Records for processing:
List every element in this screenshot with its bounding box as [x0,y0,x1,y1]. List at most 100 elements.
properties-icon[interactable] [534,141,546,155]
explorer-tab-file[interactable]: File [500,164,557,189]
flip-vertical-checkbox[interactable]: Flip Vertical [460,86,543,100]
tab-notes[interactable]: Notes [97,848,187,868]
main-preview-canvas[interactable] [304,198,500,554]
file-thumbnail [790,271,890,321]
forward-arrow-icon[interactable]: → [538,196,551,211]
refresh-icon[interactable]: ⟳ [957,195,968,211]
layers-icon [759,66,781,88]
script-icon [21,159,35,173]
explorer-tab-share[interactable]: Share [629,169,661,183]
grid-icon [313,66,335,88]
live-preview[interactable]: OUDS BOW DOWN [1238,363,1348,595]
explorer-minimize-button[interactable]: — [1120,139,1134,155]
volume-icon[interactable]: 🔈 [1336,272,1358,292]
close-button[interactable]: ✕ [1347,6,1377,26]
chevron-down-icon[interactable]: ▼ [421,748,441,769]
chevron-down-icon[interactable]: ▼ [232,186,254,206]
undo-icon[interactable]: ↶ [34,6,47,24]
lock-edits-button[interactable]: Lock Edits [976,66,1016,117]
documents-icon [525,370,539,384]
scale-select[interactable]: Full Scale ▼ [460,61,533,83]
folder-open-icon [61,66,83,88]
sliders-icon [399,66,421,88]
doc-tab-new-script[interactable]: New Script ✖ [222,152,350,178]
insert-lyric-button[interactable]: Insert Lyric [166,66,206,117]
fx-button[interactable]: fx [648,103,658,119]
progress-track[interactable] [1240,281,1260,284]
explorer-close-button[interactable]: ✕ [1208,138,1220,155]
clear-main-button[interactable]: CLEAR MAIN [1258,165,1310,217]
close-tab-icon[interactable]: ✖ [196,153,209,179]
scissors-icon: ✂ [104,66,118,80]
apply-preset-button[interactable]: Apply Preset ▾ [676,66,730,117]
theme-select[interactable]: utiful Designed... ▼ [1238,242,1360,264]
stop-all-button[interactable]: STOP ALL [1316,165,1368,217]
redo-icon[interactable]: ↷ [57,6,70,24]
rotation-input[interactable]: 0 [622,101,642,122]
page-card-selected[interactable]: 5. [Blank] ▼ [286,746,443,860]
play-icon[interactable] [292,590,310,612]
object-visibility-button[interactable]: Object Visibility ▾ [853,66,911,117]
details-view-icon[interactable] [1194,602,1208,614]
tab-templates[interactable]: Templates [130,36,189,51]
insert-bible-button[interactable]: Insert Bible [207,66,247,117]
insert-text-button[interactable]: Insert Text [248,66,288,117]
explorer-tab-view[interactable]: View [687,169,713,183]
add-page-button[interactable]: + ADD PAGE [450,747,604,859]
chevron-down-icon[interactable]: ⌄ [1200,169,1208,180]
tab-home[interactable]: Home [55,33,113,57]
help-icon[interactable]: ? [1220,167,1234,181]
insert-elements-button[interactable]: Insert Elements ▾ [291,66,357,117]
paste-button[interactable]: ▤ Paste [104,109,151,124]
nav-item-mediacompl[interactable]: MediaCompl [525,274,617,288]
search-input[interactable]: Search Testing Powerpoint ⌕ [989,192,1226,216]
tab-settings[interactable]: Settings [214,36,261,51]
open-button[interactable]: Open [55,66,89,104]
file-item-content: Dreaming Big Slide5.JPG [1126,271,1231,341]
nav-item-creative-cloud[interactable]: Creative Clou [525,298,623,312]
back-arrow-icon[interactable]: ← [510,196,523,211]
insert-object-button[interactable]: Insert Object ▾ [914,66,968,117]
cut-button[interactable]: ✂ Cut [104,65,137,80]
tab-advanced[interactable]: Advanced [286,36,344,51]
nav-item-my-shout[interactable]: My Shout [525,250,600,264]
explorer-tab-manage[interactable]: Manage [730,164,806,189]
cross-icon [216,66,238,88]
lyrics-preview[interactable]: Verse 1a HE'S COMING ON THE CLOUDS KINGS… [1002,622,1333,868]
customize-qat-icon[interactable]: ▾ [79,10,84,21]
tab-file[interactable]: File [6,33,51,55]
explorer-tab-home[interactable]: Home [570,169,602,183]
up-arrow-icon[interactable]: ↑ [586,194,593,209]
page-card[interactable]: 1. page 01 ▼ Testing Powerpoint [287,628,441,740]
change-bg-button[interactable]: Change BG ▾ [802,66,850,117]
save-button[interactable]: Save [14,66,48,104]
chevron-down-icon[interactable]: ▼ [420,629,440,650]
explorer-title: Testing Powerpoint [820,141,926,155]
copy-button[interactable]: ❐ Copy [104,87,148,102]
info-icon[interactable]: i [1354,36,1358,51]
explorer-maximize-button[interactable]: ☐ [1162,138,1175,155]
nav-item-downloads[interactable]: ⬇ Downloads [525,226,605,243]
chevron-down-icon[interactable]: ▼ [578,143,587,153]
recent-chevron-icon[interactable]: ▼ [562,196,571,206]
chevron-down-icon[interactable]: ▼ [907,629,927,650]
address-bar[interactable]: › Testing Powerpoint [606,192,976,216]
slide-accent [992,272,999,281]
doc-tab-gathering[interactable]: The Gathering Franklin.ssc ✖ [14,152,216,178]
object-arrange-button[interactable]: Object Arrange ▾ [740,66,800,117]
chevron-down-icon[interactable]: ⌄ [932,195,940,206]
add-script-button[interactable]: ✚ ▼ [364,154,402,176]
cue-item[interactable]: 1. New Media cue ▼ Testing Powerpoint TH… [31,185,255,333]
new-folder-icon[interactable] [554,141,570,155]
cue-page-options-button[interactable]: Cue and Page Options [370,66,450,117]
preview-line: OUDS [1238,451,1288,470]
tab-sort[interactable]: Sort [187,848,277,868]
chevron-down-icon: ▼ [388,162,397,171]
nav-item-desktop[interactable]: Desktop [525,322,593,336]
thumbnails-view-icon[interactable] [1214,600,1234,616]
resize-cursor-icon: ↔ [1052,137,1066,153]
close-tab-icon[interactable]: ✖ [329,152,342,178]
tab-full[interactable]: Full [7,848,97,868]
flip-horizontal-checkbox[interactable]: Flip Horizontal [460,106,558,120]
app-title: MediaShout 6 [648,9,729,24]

Task statement:
Return the records word for word, from their first line through the line containing "flip-vertical-checkbox[interactable]: Flip Vertical", with both ends included.

Exercise response:
List every element in this screenshot with its bounding box as [x0,y0,x1,y1]. List at most 100 elements.
properties-icon[interactable] [534,141,546,155]
explorer-tab-file[interactable]: File [500,164,557,189]
flip-vertical-checkbox[interactable]: Flip Vertical [460,86,543,100]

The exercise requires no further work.